• **DATASET CONTENT**
================================

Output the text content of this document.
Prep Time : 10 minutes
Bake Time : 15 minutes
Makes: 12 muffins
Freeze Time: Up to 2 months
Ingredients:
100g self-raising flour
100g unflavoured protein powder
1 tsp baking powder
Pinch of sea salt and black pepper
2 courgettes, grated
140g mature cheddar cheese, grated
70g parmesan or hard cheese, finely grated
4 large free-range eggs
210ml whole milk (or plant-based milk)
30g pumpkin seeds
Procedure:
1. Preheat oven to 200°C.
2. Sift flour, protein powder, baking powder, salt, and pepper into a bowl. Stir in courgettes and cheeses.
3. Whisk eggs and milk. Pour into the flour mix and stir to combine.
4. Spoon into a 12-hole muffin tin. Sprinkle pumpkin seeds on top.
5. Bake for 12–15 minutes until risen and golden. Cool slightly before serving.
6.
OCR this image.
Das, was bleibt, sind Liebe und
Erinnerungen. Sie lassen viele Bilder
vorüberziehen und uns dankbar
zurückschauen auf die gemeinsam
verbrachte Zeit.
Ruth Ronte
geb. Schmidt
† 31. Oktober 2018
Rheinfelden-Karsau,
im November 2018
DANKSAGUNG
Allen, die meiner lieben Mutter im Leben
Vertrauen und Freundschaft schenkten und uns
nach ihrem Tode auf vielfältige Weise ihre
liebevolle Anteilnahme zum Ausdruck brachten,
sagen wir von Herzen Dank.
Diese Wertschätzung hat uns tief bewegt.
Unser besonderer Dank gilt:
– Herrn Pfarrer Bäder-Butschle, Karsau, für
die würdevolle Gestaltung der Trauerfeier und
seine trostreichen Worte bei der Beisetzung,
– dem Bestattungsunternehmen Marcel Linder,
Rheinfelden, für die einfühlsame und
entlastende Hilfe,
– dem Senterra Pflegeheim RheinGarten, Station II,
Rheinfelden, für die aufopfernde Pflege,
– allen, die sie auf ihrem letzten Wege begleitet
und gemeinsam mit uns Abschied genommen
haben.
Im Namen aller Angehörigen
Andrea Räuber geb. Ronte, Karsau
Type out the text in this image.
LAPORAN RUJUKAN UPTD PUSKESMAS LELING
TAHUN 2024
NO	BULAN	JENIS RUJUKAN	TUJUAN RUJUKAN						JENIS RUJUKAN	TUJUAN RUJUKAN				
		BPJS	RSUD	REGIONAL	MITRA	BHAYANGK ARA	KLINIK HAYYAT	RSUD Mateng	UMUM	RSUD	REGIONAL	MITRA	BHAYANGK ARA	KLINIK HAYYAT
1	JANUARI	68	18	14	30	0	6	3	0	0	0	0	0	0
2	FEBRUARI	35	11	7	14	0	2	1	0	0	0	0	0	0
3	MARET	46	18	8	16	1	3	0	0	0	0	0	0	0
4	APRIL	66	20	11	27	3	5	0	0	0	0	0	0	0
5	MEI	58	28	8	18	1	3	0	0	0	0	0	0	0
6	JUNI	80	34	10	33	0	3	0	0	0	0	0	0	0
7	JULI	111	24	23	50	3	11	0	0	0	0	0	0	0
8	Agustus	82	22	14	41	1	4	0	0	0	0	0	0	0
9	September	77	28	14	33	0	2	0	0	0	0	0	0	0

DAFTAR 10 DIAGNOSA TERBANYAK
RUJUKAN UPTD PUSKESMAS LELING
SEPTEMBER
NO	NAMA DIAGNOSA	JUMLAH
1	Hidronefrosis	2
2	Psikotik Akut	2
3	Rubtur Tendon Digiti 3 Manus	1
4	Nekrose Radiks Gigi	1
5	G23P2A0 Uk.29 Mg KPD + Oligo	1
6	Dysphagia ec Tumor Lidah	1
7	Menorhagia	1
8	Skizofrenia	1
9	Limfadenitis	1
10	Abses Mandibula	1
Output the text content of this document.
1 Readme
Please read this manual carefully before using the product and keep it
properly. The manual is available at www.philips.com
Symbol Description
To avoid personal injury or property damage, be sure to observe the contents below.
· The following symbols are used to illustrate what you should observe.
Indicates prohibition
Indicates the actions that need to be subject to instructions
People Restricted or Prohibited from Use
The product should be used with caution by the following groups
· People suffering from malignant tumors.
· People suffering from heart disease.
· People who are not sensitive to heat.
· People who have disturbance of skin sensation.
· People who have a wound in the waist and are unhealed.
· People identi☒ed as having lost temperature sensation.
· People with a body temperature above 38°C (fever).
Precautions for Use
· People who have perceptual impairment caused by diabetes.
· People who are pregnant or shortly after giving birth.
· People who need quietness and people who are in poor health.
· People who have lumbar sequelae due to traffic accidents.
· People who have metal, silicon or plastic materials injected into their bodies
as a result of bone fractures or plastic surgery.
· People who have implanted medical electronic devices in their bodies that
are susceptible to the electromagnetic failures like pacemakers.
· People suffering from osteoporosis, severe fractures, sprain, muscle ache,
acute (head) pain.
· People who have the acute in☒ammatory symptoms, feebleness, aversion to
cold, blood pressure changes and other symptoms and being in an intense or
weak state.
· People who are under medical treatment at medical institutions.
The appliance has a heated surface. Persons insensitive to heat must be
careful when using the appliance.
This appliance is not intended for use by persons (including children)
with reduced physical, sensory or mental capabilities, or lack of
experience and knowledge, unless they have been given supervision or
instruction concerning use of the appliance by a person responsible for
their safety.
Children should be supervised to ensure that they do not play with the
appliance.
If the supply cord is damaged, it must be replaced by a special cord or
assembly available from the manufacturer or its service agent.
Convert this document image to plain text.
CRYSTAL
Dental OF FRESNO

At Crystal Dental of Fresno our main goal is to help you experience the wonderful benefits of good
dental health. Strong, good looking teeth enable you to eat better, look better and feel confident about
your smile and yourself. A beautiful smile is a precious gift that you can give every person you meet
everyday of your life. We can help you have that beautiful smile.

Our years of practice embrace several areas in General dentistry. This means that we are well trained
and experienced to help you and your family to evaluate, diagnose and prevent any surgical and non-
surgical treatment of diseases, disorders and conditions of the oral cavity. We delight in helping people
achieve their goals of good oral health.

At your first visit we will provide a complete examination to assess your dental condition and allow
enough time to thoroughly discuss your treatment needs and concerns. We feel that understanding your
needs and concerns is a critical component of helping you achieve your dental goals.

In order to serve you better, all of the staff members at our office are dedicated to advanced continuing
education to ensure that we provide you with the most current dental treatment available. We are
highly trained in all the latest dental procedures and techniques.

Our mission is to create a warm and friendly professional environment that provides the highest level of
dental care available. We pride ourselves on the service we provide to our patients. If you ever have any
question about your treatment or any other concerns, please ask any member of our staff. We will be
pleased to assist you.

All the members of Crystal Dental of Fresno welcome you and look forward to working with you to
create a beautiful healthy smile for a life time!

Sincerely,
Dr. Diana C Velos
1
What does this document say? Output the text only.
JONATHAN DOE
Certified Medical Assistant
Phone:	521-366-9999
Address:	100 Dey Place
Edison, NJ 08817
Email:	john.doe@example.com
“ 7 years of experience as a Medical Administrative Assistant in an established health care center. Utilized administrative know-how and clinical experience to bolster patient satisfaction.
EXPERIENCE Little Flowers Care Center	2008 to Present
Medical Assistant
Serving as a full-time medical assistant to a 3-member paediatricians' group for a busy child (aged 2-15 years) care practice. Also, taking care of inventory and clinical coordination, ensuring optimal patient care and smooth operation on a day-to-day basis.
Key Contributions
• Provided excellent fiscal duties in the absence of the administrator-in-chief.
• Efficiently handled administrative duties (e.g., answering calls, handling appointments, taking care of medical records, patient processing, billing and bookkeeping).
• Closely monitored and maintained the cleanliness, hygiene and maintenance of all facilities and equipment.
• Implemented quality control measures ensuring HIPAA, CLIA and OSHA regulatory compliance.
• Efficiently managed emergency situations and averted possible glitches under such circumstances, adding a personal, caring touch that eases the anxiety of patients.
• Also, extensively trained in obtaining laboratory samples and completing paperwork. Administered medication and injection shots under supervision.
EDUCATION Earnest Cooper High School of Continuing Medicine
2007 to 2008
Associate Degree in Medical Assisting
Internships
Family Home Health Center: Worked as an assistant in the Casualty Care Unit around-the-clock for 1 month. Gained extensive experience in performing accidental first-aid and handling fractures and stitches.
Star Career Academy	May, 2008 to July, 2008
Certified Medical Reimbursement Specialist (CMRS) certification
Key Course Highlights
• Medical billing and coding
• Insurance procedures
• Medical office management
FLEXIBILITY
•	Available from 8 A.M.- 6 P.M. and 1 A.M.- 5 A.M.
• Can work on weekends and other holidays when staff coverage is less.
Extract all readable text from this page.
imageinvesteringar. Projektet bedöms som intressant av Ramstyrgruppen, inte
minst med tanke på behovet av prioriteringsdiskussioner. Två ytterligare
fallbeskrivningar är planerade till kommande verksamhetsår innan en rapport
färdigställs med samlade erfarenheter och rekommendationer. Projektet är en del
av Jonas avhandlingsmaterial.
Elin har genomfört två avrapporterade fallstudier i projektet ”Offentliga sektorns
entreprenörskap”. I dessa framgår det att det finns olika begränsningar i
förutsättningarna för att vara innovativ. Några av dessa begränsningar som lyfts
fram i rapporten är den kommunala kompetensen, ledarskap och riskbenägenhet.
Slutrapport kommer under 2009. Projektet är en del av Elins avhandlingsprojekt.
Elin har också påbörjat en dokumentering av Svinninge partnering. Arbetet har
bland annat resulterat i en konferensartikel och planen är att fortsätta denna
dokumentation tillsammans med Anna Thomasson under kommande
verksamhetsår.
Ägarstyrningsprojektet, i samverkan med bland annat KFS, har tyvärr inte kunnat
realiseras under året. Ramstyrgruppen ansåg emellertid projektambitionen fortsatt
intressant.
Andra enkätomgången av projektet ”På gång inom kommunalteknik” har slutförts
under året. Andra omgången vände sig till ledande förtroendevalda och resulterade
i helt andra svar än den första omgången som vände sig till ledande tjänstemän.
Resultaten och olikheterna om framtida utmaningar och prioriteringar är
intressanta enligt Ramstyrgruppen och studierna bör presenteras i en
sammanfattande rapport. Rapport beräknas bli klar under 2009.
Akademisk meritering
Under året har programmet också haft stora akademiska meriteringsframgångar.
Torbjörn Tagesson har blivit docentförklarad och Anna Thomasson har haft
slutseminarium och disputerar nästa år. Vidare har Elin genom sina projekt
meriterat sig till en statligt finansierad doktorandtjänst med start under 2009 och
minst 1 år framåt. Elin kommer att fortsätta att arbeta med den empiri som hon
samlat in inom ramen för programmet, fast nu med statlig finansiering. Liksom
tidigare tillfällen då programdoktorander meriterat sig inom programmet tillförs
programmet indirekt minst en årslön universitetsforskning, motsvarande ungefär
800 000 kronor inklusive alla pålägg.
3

================================

• **PROBLEM REQUIREMENTS**
Above are the records; copy each line from them that includes the string "sensation".

• **SOLUTION TO THE EXERCISE**
· People who have disturbance of skin sensation.
· People identi☒ed as having lost temperature sensation.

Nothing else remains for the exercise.